● Exercise prompt:
The entries below should be transcribed in their entirety, exactly as written.

Entries from a dataset:
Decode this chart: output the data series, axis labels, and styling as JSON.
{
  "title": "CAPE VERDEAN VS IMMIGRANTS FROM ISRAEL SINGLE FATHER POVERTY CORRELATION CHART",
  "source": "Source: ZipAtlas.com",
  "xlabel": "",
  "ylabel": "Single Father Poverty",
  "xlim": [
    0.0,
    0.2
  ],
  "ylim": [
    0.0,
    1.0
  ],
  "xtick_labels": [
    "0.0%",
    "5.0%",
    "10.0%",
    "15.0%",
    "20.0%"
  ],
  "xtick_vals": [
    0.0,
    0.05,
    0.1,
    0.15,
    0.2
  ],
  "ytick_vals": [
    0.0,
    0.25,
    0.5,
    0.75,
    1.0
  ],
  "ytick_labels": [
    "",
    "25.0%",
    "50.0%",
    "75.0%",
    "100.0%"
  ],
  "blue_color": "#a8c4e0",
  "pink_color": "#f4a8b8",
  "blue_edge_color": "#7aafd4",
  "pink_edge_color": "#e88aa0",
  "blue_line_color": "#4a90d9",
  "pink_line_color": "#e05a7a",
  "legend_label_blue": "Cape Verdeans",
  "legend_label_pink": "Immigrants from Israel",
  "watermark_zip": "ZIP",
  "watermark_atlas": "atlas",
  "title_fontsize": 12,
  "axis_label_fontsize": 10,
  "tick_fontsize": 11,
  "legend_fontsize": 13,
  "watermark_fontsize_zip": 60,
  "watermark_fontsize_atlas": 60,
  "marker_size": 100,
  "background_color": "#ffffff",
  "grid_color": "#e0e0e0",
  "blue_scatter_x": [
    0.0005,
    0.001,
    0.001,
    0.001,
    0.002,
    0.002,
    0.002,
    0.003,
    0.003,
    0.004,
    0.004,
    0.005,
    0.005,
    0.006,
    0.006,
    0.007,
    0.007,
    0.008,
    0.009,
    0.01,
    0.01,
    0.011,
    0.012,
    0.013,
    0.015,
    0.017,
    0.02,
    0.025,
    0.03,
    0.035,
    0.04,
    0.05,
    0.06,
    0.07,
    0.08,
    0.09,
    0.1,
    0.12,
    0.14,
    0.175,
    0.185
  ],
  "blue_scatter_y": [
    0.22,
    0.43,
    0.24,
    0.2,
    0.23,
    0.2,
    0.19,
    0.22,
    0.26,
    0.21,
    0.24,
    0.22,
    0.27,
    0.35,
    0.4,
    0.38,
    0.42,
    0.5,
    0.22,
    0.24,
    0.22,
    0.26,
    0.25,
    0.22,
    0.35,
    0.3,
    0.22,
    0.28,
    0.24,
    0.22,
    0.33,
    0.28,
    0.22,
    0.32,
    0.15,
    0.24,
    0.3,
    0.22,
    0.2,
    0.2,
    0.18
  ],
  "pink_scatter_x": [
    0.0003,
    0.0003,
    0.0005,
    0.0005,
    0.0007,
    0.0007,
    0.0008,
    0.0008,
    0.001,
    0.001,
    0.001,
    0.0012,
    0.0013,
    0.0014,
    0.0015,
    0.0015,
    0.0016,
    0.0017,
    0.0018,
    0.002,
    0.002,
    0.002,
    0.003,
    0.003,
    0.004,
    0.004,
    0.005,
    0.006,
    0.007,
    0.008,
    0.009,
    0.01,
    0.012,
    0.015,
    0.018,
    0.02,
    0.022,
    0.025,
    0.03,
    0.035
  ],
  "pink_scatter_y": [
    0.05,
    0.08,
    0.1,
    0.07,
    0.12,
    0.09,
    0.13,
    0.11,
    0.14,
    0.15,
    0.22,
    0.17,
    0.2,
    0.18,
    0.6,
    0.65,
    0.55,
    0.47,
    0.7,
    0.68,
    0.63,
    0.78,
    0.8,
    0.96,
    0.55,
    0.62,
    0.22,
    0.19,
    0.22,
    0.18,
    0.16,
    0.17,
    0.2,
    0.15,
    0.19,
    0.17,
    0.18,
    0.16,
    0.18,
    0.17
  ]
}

● Solution below:
Decode this chart: output the data series, axis labels, and styling as JSON.
{
  "title": "CAPE VERDEAN VS IMMIGRANTS FROM ISRAEL SINGLE FATHER POVERTY CORRELATION CHART",
  "source": "Source: ZipAtlas.com",
  "xlabel": "",
  "ylabel": "Single Father Poverty",
  "xlim": [
    0.0,
    0.2
  ],
  "ylim": [
    0.0,
    1.0
  ],
  "xtick_labels": [
    "0.0%",
    "5.0%",
    "10.0%",
    "15.0%",
    "20.0%"
  ],
  "xtick_vals": [
    0.0,
    0.05,
    0.1,
    0.15,
    0.2
  ],
  "ytick_vals": [
    0.0,
    0.25,
    0.5,
    0.75,
    1.0
  ],
  "ytick_labels": [
    "",
    "25.0%",
    "50.0%",
    "75.0%",
    "100.0%"
  ],
  "blue_color": "#a8c4e0",
  "pink_color": "#f4a8b8",
  "blue_edge_color": "#7aafd4",
  "pink_edge_color": "#e88aa0",
  "blue_line_color": "#4a90d9",
  "pink_line_color": "#e05a7a",
  "legend_label_blue": "Cape Verdeans",
  "legend_label_pink": "Immigrants from Israel",
  "watermark_zip": "ZIP",
  "watermark_atlas": "atlas",
  "title_fontsize": 12,
  "axis_label_fontsize": 10,
  "tick_fontsize": 11,
  "legend_fontsize": 13,
  "watermark_fontsize_zip": 60,
  "watermark_fontsize_atlas": 60,
  "marker_size": 100,
  "background_color": "#ffffff",
  "grid_color": "#e0e0e0",
  "blue_scatter_x": [
    0.0005,
    0.001,
    0.001,
    0.001,
    0.002,
    0.002,
    0.002,
    0.003,
    0.003,
    0.004,
    0.004,
    0.005,
    0.005,
    0.006,
    0.006,
    0.007,
    0.007,
    0.008,
    0.009,
    0.01,
    0.01,
    0.011,
    0.012,
    0.013,
    0.015,
    0.017,
    0.02,
    0.025,
    0.03,
    0.035,
    0.04,
    0.05,
    0.06,
    0.07,
    0.08,
    0.09,
    0.1,
    0.12,
    0.14,
    0.175,
    0.185
  ],
  "blue_scatter_y": [
    0.22,
    0.43,
    0.24,
    0.2,
    0.23,
    0.2,
    0.19,
    0.22,
    0.26,
    0.21,
    0.24,
    0.22,
    0.27,
    0.35,
    0.4,
    0.38,
    0.42,
    0.5,
    0.22,
    0.24,
    0.22,
    0.26,
    0.25,
    0.22,
    0.35,
    0.3,
    0.22,
    0.28,
    0.24,
    0.22,
    0.33,
    0.28,
    0.22,
    0.32,
    0.15,
    0.24,
    0.3,
    0.22,
    0.2,
    0.2,
    0.18
  ],
  "pink_scatter_x": [
    0.0003,
    0.0003,
    0.0005,
    0.0005,
    0.0007,
    0.0007,
    0.0008,
    0.0008,
    0.001,
    0.001,
    0.001,
    0.0012,
    0.0013,
    0.0014,
    0.0015,
    0.0015,
    0.0016,
    0.0017,
    0.0018,
    0.002,
    0.002,
    0.002,
    0.003,
    0.003,
    0.004,
    0.004,
    0.005,
    0.006,
    0.007,
    0.008,
    0.009,
    0.01,
    0.012,
    0.015,
    0.018,
    0.02,
    0.022,
    0.025,
    0.03,
    0.035
  ],
  "pink_scatter_y": [
    0.05,
    0.08,
    0.1,
    0.07,
    0.12,
    0.09,
    0.13,
    0.11,
    0.14,
    0.15,
    0.22,
    0.17,
    0.2,
    0.18,
    0.6,
    0.65,
    0.55,
    0.47,
    0.7,
    0.68,
    0.63,
    0.78,
    0.8,
    0.96,
    0.55,
    0.62,
    0.22,
    0.19,
    0.22,
    0.18,
    0.16,
    0.17,
    0.2,
    0.15,
    0.19,
    0.17,
    0.18,
    0.16,
    0.18,
    0.17
  ]
}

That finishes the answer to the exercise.